WHAT TO PRODUCE =
In the listing below, count the lines containing the string "brake" and state only the number.

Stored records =
** BEGIN **

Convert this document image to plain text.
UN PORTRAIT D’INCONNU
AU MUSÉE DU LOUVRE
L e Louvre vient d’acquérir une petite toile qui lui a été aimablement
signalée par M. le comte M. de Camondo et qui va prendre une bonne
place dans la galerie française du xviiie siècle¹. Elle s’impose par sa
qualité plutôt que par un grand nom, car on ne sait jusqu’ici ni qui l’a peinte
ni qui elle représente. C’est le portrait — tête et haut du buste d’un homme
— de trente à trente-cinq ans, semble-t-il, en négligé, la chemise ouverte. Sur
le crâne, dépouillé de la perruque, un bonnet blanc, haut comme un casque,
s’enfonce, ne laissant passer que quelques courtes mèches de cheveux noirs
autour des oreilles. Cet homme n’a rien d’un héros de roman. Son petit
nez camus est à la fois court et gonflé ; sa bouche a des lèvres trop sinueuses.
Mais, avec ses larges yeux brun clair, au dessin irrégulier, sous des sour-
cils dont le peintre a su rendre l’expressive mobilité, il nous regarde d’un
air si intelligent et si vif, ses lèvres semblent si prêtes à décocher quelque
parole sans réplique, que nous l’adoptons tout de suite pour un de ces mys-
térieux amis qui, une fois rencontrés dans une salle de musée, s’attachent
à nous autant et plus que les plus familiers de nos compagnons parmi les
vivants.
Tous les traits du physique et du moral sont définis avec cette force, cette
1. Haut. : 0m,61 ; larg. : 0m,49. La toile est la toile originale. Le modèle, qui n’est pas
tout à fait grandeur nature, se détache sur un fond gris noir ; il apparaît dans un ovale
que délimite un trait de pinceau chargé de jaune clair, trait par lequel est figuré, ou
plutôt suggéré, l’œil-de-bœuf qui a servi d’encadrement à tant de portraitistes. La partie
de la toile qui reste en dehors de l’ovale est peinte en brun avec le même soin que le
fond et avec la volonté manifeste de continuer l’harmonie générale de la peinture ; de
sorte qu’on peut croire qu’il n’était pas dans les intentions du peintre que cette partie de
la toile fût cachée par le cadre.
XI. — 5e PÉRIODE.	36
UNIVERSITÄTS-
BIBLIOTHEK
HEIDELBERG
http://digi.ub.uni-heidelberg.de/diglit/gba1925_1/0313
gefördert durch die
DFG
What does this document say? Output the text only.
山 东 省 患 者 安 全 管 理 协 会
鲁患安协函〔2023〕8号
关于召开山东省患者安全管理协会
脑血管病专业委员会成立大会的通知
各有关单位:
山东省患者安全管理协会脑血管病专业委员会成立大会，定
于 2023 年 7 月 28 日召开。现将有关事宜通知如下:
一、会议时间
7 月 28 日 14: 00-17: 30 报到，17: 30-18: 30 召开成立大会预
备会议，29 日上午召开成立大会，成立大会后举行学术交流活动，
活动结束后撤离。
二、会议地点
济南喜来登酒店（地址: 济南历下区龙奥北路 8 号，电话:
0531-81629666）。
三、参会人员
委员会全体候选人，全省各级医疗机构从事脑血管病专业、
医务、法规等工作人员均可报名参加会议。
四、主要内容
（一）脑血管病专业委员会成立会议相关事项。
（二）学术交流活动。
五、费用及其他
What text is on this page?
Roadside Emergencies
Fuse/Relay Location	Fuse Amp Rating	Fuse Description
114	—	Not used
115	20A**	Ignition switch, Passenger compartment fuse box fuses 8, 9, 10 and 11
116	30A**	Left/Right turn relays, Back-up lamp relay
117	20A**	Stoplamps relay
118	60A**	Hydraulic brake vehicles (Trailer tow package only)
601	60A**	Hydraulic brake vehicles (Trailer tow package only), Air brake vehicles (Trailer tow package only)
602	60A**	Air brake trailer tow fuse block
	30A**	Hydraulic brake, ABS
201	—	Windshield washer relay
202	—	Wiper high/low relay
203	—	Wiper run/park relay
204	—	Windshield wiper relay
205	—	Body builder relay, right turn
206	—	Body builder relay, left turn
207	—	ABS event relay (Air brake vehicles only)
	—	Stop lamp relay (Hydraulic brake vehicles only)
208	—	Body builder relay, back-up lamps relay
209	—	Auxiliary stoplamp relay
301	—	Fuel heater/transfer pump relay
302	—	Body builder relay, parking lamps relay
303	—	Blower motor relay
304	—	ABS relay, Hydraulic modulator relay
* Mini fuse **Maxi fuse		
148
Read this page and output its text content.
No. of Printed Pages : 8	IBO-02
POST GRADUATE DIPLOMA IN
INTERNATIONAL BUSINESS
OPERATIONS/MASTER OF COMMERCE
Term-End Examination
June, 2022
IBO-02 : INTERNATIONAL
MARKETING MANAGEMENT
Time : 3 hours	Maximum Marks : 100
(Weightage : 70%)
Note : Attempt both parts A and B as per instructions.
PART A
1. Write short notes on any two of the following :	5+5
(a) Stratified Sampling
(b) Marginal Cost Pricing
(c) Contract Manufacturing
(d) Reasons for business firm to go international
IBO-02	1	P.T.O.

** END **

OUTPUT OF THE TASK =
6